● **The request**: Output the material exactly, but drop every image it holds.

-- Begin --

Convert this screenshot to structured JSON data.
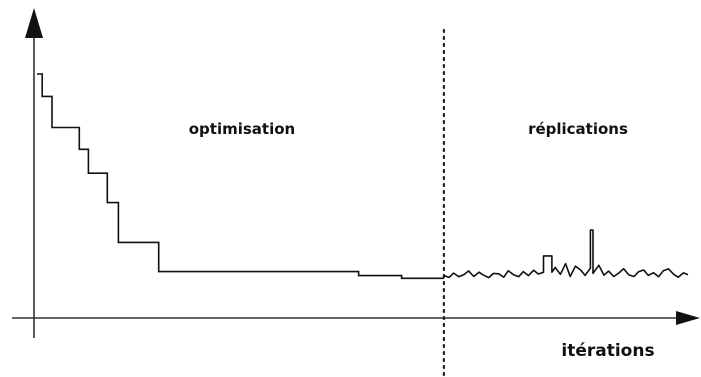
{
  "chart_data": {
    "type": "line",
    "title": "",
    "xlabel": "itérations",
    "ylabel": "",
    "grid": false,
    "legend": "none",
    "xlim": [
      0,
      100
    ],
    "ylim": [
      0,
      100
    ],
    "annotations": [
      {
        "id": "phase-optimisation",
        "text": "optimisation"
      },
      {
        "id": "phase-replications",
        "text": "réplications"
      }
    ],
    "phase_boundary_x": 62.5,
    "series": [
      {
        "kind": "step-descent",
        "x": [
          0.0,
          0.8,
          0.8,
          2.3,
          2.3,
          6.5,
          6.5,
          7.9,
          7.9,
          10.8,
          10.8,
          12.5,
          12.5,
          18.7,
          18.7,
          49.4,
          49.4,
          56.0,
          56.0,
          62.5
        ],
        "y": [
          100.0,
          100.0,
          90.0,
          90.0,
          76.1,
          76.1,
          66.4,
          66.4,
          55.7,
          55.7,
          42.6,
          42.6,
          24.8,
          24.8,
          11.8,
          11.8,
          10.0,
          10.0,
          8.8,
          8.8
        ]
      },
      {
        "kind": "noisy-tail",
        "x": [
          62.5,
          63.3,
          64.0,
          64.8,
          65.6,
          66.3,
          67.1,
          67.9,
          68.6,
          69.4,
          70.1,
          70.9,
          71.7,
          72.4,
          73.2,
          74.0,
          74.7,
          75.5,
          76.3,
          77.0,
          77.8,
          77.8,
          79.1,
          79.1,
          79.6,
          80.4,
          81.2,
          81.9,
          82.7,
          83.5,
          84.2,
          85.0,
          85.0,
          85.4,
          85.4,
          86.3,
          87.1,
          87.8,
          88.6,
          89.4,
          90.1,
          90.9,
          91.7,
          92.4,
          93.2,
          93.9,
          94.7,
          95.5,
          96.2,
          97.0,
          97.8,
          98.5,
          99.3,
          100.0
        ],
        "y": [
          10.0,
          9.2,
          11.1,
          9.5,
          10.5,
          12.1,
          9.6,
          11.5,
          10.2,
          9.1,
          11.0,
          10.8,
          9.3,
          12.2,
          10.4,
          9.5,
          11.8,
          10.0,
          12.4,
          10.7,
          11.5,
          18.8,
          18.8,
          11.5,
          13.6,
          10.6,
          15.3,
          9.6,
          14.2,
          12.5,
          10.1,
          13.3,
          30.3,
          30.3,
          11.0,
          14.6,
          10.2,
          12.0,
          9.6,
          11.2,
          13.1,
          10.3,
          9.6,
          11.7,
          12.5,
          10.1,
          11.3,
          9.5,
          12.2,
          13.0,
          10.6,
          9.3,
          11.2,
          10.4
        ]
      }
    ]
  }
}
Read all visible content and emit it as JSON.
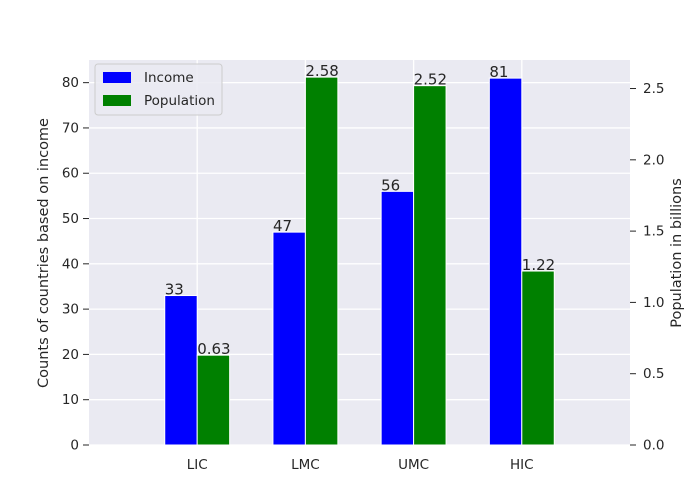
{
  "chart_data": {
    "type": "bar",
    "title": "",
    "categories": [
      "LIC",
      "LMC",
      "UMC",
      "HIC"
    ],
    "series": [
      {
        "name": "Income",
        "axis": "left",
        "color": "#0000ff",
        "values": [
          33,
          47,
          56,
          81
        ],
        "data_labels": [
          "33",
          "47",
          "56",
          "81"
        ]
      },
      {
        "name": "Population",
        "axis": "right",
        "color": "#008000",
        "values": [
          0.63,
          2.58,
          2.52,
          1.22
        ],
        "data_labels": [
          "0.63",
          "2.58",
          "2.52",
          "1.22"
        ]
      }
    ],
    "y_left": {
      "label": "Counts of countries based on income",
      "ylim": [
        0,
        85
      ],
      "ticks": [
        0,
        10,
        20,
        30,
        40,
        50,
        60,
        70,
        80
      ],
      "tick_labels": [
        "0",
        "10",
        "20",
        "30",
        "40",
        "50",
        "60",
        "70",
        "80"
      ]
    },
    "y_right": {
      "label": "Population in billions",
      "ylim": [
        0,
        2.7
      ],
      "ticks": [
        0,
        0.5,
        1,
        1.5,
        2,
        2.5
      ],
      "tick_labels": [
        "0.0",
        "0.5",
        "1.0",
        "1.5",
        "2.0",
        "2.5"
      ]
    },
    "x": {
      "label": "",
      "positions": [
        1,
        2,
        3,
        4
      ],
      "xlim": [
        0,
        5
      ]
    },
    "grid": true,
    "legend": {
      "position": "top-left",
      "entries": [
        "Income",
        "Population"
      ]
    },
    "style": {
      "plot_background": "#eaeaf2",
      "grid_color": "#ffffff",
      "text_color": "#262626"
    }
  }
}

-- End --

● **Correct answer**:
Convert this screenshot to structured JSON data.
{
  "chart_data": {
    "type": "line",
    "title": "",
    "xlabel": "itérations",
    "ylabel": "",
    "grid": false,
    "legend": "none",
    "xlim": [
      0,
      100
    ],
    "ylim": [
      0,
      100
    ],
    "annotations": [
      {
        "id": "phase-optimisation",
        "text": "optimisation"
      },
      {
        "id": "phase-replications",
        "text": "réplications"
      }
    ],
    "phase_boundary_x": 62.5,
    "series": [
      {
        "kind": "step-descent",
        "x": [
          0.0,
          0.8,
          0.8,
          2.3,
          2.3,
          6.5,
          6.5,
          7.9,
          7.9,
          10.8,
          10.8,
          12.5,
          12.5,
          18.7,
          18.7,
          49.4,
          49.4,
          56.0,
          56.0,
          62.5
        ],
        "y": [
          100.0,
          100.0,
          90.0,
          90.0,
          76.1,
          76.1,
          66.4,
          66.4,
          55.7,
          55.7,
          42.6,
          42.6,
          24.8,
          24.8,
          11.8,
          11.8,
          10.0,
          10.0,
          8.8,
          8.8
        ]
      },
      {
        "kind": "noisy-tail",
        "x": [
          62.5,
          63.3,
          64.0,
          64.8,
          65.6,
          66.3,
          67.1,
          67.9,
          68.6,
          69.4,
          70.1,
          70.9,
          71.7,
          72.4,
          73.2,
          74.0,
          74.7,
          75.5,
          76.3,
          77.0,
          77.8,
          77.8,
          79.1,
          79.1,
          79.6,
          80.4,
          81.2,
          81.9,
          82.7,
          83.5,
          84.2,
          85.0,
          85.0,
          85.4,
          85.4,
          86.3,
          87.1,
          87.8,
          88.6,
          89.4,
          90.1,
          90.9,
          91.7,
          92.4,
          93.2,
          93.9,
          94.7,
          95.5,
          96.2,
          97.0,
          97.8,
          98.5,
          99.3,
          100.0
        ],
        "y": [
          10.0,
          9.2,
          11.1,
          9.5,
          10.5,
          12.1,
          9.6,
          11.5,
          10.2,
          9.1,
          11.0,
          10.8,
          9.3,
          12.2,
          10.4,
          9.5,
          11.8,
          10.0,
          12.4,
          10.7,
          11.5,
          18.8,
          18.8,
          11.5,
          13.6,
          10.6,
          15.3,
          9.6,
          14.2,
          12.5,
          10.1,
          13.3,
          30.3,
          30.3,
          11.0,
          14.6,
          10.2,
          12.0,
          9.6,
          11.2,
          13.1,
          10.3,
          9.6,
          11.7,
          12.5,
          10.1,
          11.3,
          9.5,
          12.2,
          13.0,
          10.6,
          9.3,
          11.2,
          10.4
        ]
      }
    ]
  }
}
Read all visible content and emit it as JSON.
{
  "chart_data": {
    "type": "bar",
    "title": "",
    "categories": [
      "LIC",
      "LMC",
      "UMC",
      "HIC"
    ],
    "series": [
      {
        "name": "Income",
        "axis": "left",
        "color": "#0000ff",
        "values": [
          33,
          47,
          56,
          81
        ],
        "data_labels": [
          "33",
          "47",
          "56",
          "81"
        ]
      },
      {
        "name": "Population",
        "axis": "right",
        "color": "#008000",
        "values": [
          0.63,
          2.58,
          2.52,
          1.22
        ],
        "data_labels": [
          "0.63",
          "2.58",
          "2.52",
          "1.22"
        ]
      }
    ],
    "y_left": {
      "label": "Counts of countries based on income",
      "ylim": [
        0,
        85
      ],
      "ticks": [
        0,
        10,
        20,
        30,
        40,
        50,
        60,
        70,
        80
      ],
      "tick_labels": [
        "0",
        "10",
        "20",
        "30",
        "40",
        "50",
        "60",
        "70",
        "80"
      ]
    },
    "y_right": {
      "label": "Population in billions",
      "ylim": [
        0,
        2.7
      ],
      "ticks": [
        0,
        0.5,
        1,
        1.5,
        2,
        2.5
      ],
      "tick_labels": [
        "0.0",
        "0.5",
        "1.0",
        "1.5",
        "2.0",
        "2.5"
      ]
    },
    "x": {
      "label": "",
      "positions": [
        1,
        2,
        3,
        4
      ],
      "xlim": [
        0,
        5
      ]
    },
    "grid": true,
    "legend": {
      "position": "top-left",
      "entries": [
        "Income",
        "Population"
      ]
    },
    "style": {
      "plot_background": "#eaeaf2",
      "grid_color": "#ffffff",
      "text_color": "#262626"
    }
  }
}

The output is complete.